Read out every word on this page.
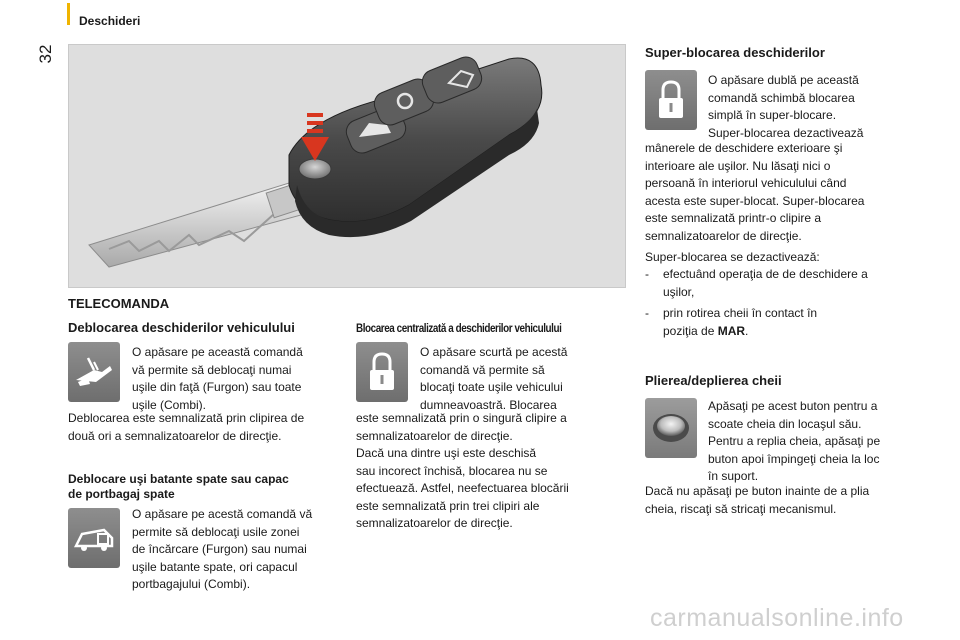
Deschideri
32
TELECOMANDA
Deblocarea deschiderilor vehiculului
O apăsare pe această comandă
vă permite să deblocaţi numai
uşile din faţă (Furgon) sau toate
uşile (Combi).
Deblocarea este semnalizată prin clipirea de
două ori a semnalizatoarelor de direcţie.
Deblocare uşi batante spate sau capac
de portbagaj spate
O apăsare pe acestă comandă vă
permite să deblocaţi usile zonei
de încărcare (Furgon) sau numai
uşile batante spate, ori capacul
portbagajului (Combi).
Blocarea centralizată a deschiderilor vehiculului
O apăsare scurtă pe acestă
comandă vă permite să
blocaţi toate uşile vehicului
dumneavoastră. Blocarea
este semnalizată prin o singură clipire a
semnalizatoarelor de direcţie.
Dacă una dintre uşi este deschisă
sau incorect închisă, blocarea nu se
efectuează. Astfel, neefectuarea blocării
este semnalizată prin trei clipiri ale
semnalizatoarelor de direcţie.
Super-blocarea deschiderilor
O apăsare dublă pe această
comandă schimbă blocarea
simplă în super-blocare.
Super-blocarea dezactivează
mânerele de deschidere exterioare şi
interioare ale uşilor. Nu lăsaţi nici o
persoană în interiorul vehiculului când
acesta este super-blocat. Super-blocarea
este semnalizată printr-o clipire a
semnalizatoarelor de direcţie.
Super-blocarea se dezactivează:
- efectuând operaţia de de deschidere a
uşilor,
- prin rotirea cheii în contact în
poziţia de MAR.
Plierea/deplierea cheii
Apăsaţi pe acest buton pentru a
scoate cheia din locaşul său.
Pentru a replia cheia, apăsaţi pe
buton apoi împingeţi cheia la loc
în suport.
Dacă nu apăsaţi pe buton inainte de a plia
cheia, riscaţi să stricaţi mecanismul.
carmanualsonline.info
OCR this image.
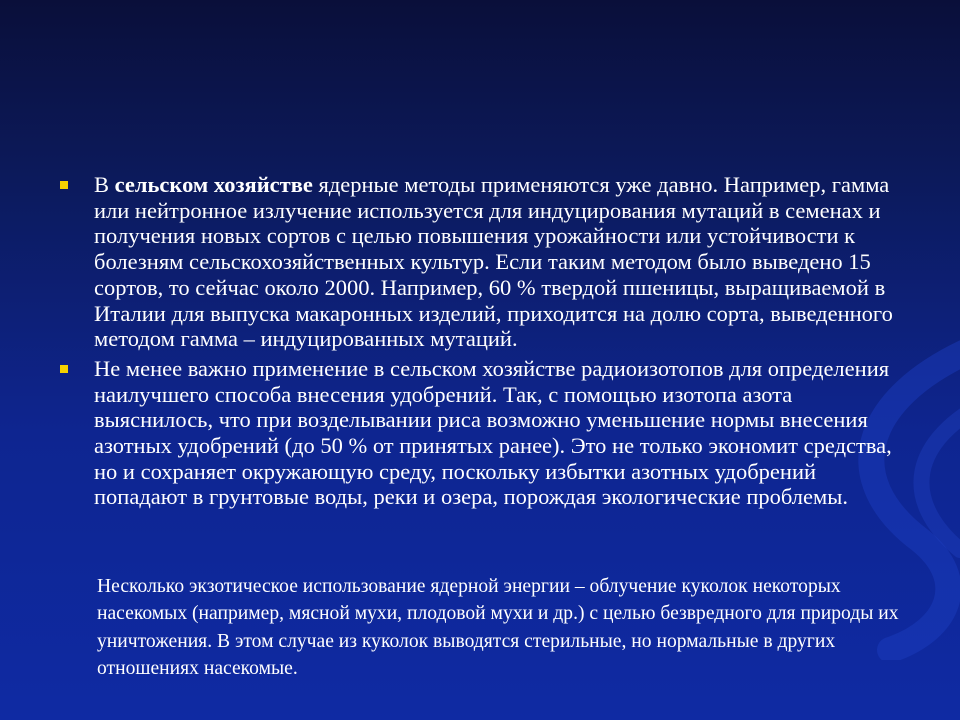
В сельском хозяйстве ядерные методы применяются уже давно. Например, гамма или нейтронное излучение используется для индуцирования мутаций в семенах и получения новых сортов с целью повышения урожайности или устойчивости к болезням сельскохозяйственных культур. Если таким методом было выведено 15 сортов, то сейчас около 2000. Например, 60 % твердой пшеницы, выращиваемой в Италии для выпуска макаронных изделий, приходится на долю сорта, выведенного методом гамма – индуцированных мутаций.
Не менее важно применение в сельском хозяйстве радиоизотопов для определения наилучшего способа внесения удобрений. Так, с помощью изотопа азота выяснилось, что при возделывании риса возможно уменьшение нормы внесения азотных удобрений (до 50 % от принятых ранее). Это не только экономит средства, но и сохраняет окружающую среду, поскольку избытки азотных удобрений попадают в грунтовые воды, реки и озера, порождая экологические проблемы.
Несколько экзотическое использование ядерной энергии – облучение куколок некоторых насекомых (например, мясной мухи, плодовой мухи и др.) с целью безвредного для природы их уничтожения. В этом случае из куколок выводятся стерильные, но нормальные в других отношениях насекомые.
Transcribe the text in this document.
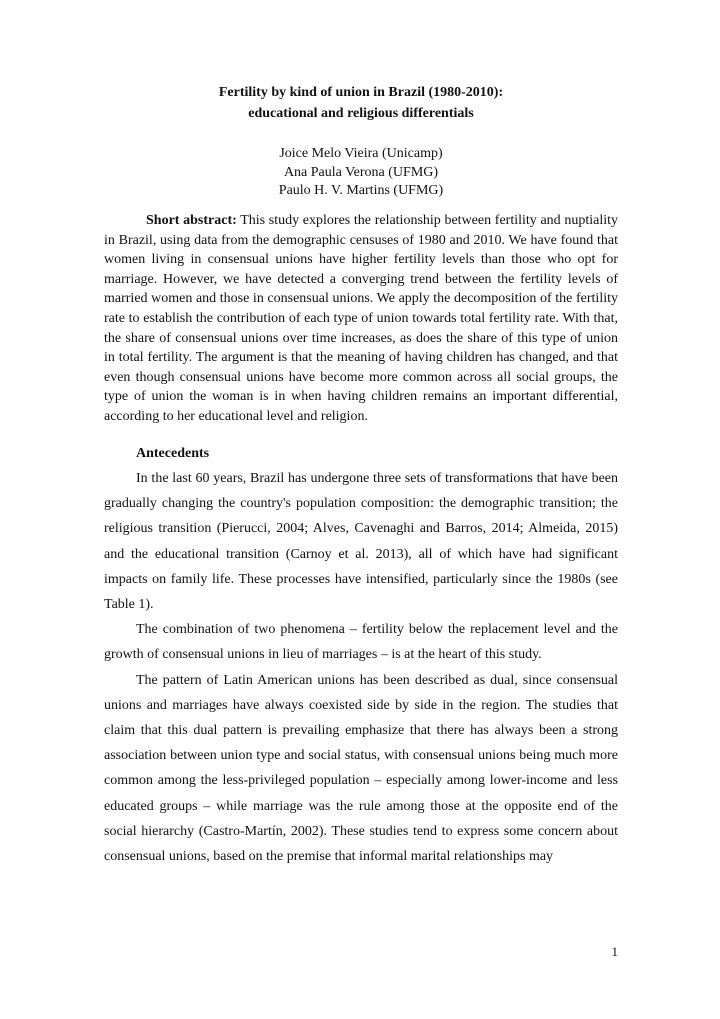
Fertility by kind of union in Brazil (1980-2010):
educational and religious differentials
Joice Melo Vieira (Unicamp)
Ana Paula Verona (UFMG)
Paulo H. V. Martins (UFMG)

Short abstract: This study explores the relationship between fertility and nuptiality in Brazil, using data from the demographic censuses of 1980 and 2010. We have found that women living in consensual unions have higher fertility levels than those who opt for marriage. However, we have detected a converging trend between the fertility levels of married women and those in consensual unions. We apply the decomposition of the fertility rate to establish the contribution of each type of union towards total fertility rate. With that, the share of consensual unions over time increases, as does the share of this type of union in total fertility. The argument is that the meaning of having children has changed, and that even though consensual unions have become more common across all social groups, the type of union the woman is in when having children remains an important differential, according to her educational level and religion.

Antecedents

In the last 60 years, Brazil has undergone three sets of transformations that have been gradually changing the country's population composition: the demographic transition; the religious transition (Pierucci, 2004; Alves, Cavenaghi and Barros, 2014; Almeida, 2015) and the educational transition (Carnoy et al. 2013), all of which have had significant impacts on family life. These processes have intensified, particularly since the 1980s (see Table 1).

The combination of two phenomena – fertility below the replacement level and the growth of consensual unions in lieu of marriages – is at the heart of this study.

The pattern of Latin American unions has been described as dual, since consensual unions and marriages have always coexisted side by side in the region. The studies that claim that this dual pattern is prevailing emphasize that there has always been a strong association between union type and social status, with consensual unions being much more common among the less-privileged population – especially among lower-income and less educated groups – while marriage was the rule among those at the opposite end of the social hierarchy (Castro-Martín, 2002). These studies tend to express some concern about consensual unions, based on the premise that informal marital relationships may

1
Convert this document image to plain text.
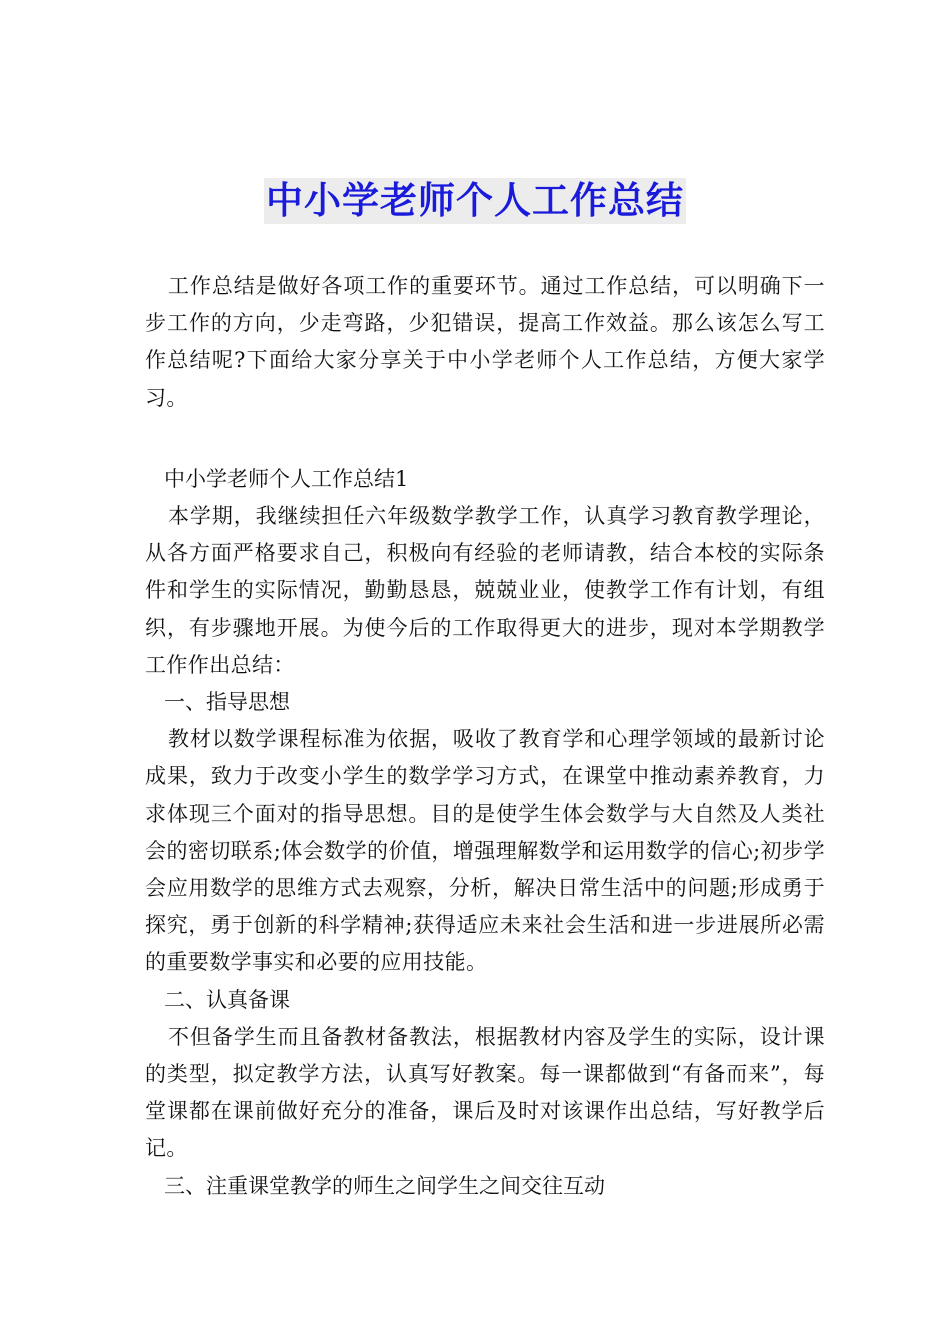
中小学老师个人工作总结

工作总结是做好各项工作的重要环节。通过工作总结，可以明确下一步工作的方向，少走弯路，少犯错误，提高工作效益。那么该怎么写工作总结呢?下面给大家分享关于中小学老师个人工作总结，方便大家学习。

中小学老师个人工作总结1

本学期，我继续担任六年级数学教学工作，认真学习教育教学理论，从各方面严格要求自己，积极向有经验的老师请教，结合本校的实际条件和学生的实际情况，勤勤恳恳，兢兢业业，使教学工作有计划，有组织，有步骤地开展。为使今后的工作取得更大的进步，现对本学期教学工作作出总结：

一、指导思想

教材以数学课程标准为依据，吸收了教育学和心理学领域的最新讨论成果，致力于改变小学生的数学学习方式，在课堂中推动素养教育，力求体现三个面对的指导思想。目的是使学生体会数学与大自然及人类社会的密切联系;体会数学的价值，增强理解数学和运用数学的信心;初步学会应用数学的思维方式去观察，分析，解决日常生活中的问题;形成勇于探究，勇于创新的科学精神;获得适应未来社会生活和进一步进展所必需的重要数学事实和必要的应用技能。

二、认真备课

不但备学生而且备教材备教法，根据教材内容及学生的实际，设计课的类型，拟定教学方法，认真写好教案。每一课都做到“有备而来”，每堂课都在课前做好充分的准备，课后及时对该课作出总结，写好教学后记。

三、注重课堂教学的师生之间学生之间交往互动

┄┄┄┄┄┄

## TASK TO COMPLETE
Give the number of lines above that hold the word "uşilor", and nothing more.

## SOLUTION TO THIS PROBLEM
2